What you need to do: Count how many lines have the word "this" in them. Reply with that number by itself.

Exercise materials:
• • • • •

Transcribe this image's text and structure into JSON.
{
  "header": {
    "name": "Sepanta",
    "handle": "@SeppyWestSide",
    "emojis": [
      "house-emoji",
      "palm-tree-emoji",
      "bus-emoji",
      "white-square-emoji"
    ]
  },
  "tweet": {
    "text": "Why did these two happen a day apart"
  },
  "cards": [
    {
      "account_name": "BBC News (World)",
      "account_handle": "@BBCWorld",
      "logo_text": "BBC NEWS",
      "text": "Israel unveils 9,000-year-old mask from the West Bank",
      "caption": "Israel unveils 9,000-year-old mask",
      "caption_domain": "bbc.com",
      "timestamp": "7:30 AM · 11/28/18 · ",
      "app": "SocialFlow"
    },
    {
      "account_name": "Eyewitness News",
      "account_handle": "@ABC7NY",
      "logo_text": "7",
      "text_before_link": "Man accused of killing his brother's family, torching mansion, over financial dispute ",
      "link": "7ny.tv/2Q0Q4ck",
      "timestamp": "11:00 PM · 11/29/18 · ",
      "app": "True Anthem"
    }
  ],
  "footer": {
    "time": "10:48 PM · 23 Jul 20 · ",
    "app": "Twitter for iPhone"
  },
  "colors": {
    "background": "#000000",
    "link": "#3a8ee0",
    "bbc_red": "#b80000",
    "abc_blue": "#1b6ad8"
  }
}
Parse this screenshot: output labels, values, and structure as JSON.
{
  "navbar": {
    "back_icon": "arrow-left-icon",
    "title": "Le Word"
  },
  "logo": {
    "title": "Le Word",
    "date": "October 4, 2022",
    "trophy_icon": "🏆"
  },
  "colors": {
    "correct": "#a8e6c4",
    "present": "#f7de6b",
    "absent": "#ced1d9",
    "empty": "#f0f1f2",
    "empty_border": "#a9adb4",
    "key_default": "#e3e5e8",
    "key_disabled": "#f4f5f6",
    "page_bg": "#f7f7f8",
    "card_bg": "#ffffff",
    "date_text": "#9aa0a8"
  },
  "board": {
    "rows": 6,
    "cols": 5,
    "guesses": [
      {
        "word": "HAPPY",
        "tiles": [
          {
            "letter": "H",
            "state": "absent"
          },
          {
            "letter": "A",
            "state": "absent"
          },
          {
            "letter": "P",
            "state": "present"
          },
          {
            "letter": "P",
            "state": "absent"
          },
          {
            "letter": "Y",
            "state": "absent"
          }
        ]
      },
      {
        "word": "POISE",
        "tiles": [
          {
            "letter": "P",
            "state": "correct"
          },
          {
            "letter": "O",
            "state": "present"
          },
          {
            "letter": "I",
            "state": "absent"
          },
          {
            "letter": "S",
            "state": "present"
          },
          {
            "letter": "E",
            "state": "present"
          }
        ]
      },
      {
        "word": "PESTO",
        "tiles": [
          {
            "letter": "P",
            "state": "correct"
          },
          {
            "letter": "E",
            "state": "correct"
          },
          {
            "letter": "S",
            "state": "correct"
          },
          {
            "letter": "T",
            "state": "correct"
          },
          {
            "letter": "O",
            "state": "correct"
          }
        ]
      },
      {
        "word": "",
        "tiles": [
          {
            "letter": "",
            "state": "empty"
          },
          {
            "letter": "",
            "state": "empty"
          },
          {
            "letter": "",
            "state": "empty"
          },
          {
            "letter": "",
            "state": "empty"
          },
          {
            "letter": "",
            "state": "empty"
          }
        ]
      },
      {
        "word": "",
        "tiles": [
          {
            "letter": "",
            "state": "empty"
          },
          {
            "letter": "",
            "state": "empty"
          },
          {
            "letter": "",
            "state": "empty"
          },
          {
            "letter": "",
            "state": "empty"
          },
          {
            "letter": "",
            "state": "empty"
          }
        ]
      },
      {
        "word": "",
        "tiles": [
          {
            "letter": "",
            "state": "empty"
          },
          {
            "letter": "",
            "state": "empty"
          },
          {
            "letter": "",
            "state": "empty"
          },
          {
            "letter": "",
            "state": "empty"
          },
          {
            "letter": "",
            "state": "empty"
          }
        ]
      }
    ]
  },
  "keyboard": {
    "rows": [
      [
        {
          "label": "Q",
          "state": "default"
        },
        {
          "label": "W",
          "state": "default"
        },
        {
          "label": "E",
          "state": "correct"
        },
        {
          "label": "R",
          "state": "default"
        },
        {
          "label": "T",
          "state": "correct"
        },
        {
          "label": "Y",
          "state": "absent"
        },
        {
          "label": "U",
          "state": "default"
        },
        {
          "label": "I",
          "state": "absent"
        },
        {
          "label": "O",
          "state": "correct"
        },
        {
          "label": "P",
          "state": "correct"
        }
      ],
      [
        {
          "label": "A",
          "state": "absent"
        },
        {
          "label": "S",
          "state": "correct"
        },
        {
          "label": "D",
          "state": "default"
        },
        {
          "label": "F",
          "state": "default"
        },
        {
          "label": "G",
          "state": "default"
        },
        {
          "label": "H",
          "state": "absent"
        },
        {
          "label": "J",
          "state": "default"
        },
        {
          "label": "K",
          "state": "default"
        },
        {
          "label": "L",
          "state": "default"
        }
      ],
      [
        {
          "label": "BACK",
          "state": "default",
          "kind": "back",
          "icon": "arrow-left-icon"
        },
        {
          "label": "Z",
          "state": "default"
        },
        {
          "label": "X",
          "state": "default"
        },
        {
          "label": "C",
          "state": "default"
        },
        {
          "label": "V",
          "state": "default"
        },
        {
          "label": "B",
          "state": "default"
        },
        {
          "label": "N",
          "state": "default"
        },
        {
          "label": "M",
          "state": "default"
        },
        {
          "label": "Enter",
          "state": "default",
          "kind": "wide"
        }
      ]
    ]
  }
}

• • • • •

Final result: 2